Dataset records
• • • •
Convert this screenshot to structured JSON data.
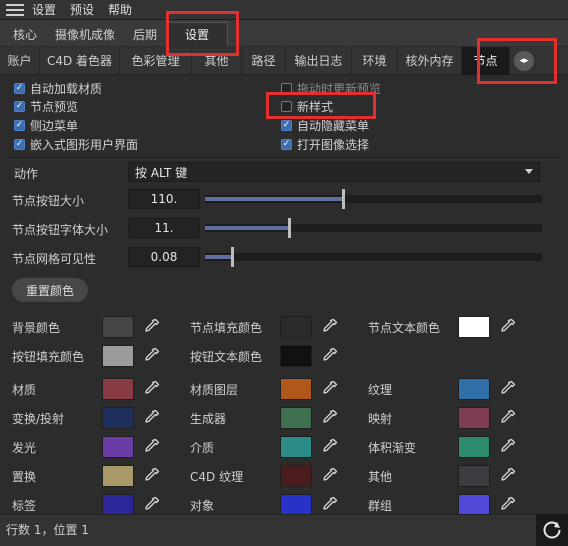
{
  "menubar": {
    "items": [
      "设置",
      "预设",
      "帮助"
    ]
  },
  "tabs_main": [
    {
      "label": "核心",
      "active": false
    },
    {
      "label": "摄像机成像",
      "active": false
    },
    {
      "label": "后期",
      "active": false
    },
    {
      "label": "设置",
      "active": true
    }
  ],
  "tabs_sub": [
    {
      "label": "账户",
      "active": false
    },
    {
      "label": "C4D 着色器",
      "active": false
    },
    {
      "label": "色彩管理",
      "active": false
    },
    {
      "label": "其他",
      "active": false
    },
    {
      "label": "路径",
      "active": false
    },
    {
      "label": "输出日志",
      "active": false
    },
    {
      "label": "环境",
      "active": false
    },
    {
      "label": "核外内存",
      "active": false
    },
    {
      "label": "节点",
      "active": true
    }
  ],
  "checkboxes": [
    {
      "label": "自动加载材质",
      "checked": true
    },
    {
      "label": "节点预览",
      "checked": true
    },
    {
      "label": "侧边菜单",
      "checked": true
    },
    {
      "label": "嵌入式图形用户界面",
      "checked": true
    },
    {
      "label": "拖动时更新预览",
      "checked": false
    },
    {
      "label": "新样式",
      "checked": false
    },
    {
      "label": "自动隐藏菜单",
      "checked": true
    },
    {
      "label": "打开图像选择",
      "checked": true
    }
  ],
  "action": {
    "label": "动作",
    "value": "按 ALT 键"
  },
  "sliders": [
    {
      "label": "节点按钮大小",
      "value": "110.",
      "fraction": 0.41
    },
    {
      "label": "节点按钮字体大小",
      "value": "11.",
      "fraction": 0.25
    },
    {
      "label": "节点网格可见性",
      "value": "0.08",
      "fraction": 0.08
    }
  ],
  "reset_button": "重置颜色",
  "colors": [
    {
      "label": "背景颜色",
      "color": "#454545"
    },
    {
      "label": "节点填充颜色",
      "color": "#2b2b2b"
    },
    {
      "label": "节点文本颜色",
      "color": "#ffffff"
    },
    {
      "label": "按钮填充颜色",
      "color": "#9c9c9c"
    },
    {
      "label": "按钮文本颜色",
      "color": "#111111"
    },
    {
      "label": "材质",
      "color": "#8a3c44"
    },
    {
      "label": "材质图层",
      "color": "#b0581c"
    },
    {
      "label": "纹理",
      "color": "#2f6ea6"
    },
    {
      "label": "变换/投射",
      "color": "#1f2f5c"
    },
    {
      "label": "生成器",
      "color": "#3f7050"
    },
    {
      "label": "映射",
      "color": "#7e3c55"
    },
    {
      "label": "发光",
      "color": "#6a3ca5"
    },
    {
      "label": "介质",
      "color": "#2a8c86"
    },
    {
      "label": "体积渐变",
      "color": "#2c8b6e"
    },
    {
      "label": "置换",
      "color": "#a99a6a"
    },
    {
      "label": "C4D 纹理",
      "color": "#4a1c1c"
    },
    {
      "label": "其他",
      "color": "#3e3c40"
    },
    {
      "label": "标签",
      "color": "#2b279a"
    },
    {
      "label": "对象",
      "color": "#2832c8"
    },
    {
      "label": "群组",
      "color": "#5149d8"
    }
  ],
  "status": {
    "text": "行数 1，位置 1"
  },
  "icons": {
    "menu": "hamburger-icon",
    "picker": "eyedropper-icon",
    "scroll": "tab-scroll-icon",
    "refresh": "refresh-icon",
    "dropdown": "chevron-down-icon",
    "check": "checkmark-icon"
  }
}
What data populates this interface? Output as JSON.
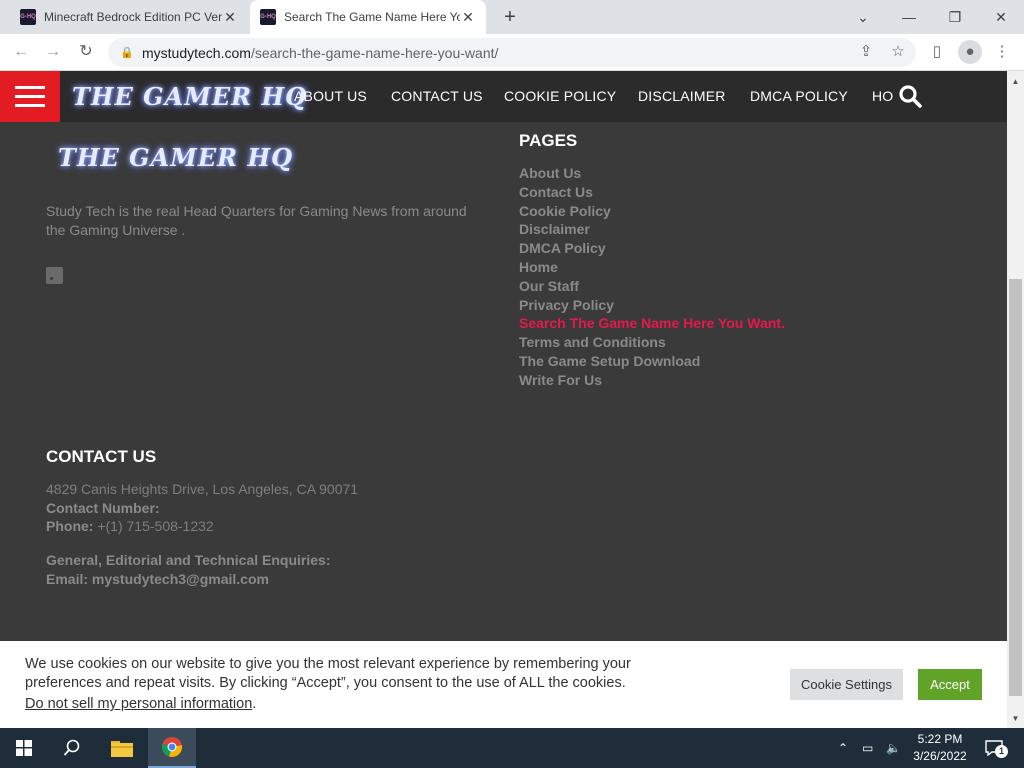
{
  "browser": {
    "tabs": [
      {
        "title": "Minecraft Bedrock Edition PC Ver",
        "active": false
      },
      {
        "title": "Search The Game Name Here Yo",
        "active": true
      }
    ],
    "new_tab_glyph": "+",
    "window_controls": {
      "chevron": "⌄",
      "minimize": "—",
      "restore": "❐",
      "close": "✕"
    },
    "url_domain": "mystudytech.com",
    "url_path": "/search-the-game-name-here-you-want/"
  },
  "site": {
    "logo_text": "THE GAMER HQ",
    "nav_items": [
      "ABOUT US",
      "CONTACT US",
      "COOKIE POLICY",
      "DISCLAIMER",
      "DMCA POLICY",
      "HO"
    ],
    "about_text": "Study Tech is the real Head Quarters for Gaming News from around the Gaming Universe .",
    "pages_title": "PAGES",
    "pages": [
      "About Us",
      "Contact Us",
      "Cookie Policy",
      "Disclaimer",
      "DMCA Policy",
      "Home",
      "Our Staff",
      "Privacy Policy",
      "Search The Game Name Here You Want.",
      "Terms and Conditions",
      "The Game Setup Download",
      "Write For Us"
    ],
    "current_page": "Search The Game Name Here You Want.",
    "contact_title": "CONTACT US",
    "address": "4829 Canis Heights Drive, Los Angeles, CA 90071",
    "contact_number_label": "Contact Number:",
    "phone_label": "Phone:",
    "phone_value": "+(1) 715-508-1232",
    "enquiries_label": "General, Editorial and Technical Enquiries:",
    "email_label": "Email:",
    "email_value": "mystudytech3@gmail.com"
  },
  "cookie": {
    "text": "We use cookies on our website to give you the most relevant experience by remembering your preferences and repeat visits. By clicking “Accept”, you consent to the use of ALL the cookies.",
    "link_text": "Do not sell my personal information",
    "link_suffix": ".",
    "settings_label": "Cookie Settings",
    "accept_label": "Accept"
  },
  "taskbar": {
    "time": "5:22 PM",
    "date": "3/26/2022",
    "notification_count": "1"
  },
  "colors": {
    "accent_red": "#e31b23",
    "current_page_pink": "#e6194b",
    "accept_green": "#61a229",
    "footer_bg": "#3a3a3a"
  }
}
• • • •
*To be done*: Write out every line from the entries where "chevron" appears.

*Output of the exercise*:
    "dropdown": "chevron-down-icon",
      "chevron": "⌄",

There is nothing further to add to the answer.